> **Stored records**
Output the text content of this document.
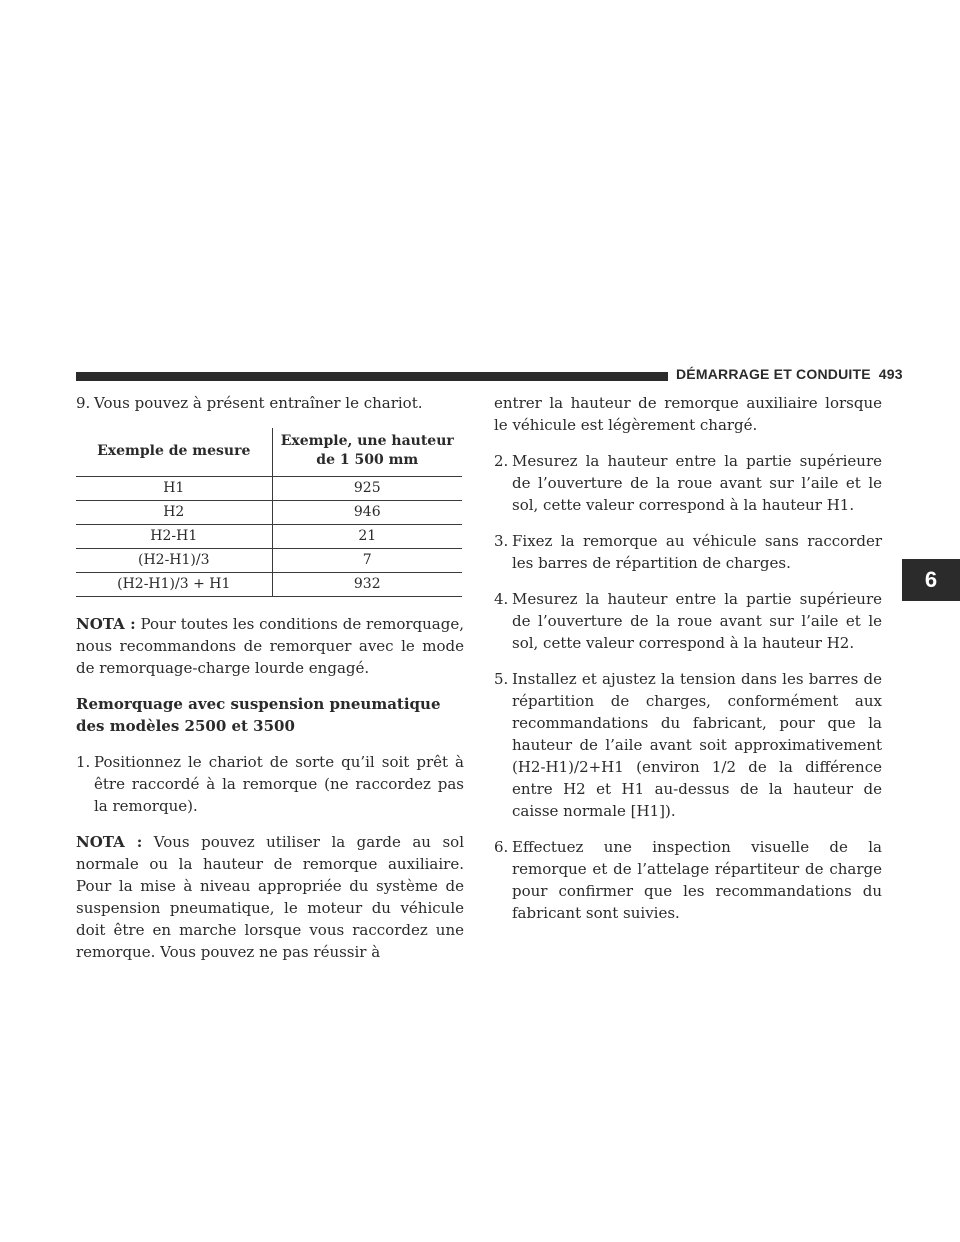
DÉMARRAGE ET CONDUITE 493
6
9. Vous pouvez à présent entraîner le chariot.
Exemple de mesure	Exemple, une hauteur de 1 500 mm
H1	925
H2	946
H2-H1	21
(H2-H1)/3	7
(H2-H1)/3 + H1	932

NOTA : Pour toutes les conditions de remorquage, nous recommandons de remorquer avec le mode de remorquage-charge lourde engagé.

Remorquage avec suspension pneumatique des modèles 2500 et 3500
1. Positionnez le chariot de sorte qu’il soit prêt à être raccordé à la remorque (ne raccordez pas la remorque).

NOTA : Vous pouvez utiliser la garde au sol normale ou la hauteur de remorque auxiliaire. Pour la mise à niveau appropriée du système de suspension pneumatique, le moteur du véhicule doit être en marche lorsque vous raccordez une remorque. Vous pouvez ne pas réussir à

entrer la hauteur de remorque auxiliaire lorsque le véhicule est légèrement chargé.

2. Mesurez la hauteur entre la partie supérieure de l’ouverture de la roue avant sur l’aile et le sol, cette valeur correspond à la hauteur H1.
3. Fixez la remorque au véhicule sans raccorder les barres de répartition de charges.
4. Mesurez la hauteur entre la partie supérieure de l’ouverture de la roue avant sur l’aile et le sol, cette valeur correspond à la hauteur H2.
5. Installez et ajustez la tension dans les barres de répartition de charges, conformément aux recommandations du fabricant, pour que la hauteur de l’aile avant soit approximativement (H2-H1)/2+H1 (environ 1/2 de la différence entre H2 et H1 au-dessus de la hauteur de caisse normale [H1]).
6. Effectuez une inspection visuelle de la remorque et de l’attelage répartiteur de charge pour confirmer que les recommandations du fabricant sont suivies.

> **REQUEST**
Reproduce the material above verbatim; omit every picture.

> **WRITTEN RESPONSE**
Output the text content of this document.
DÉMARRAGE ET CONDUITE 493
6
9. Vous pouvez à présent entraîner le chariot.
Exemple de mesure	Exemple, une hauteur de 1 500 mm
H1	925
H2	946
H2-H1	21
(H2-H1)/3	7
(H2-H1)/3 + H1	932

NOTA : Pour toutes les conditions de remorquage, nous recommandons de remorquer avec le mode de remorquage-charge lourde engagé.

Remorquage avec suspension pneumatique des modèles 2500 et 3500
1. Positionnez le chariot de sorte qu’il soit prêt à être raccordé à la remorque (ne raccordez pas la remorque).

NOTA : Vous pouvez utiliser la garde au sol normale ou la hauteur de remorque auxiliaire. Pour la mise à niveau appropriée du système de suspension pneumatique, le moteur du véhicule doit être en marche lorsque vous raccordez une remorque. Vous pouvez ne pas réussir à

entrer la hauteur de remorque auxiliaire lorsque le véhicule est légèrement chargé.

2. Mesurez la hauteur entre la partie supérieure de l’ouverture de la roue avant sur l’aile et le sol, cette valeur correspond à la hauteur H1.
3. Fixez la remorque au véhicule sans raccorder les barres de répartition de charges.
4. Mesurez la hauteur entre la partie supérieure de l’ouverture de la roue avant sur l’aile et le sol, cette valeur correspond à la hauteur H2.
5. Installez et ajustez la tension dans les barres de répartition de charges, conformément aux recommandations du fabricant, pour que la hauteur de l’aile avant soit approximativement (H2-H1)/2+H1 (environ 1/2 de la différence entre H2 et H1 au-dessus de la hauteur de caisse normale [H1]).
6. Effectuez une inspection visuelle de la remorque et de l’attelage répartiteur de charge pour confirmer que les recommandations du fabricant sont suivies.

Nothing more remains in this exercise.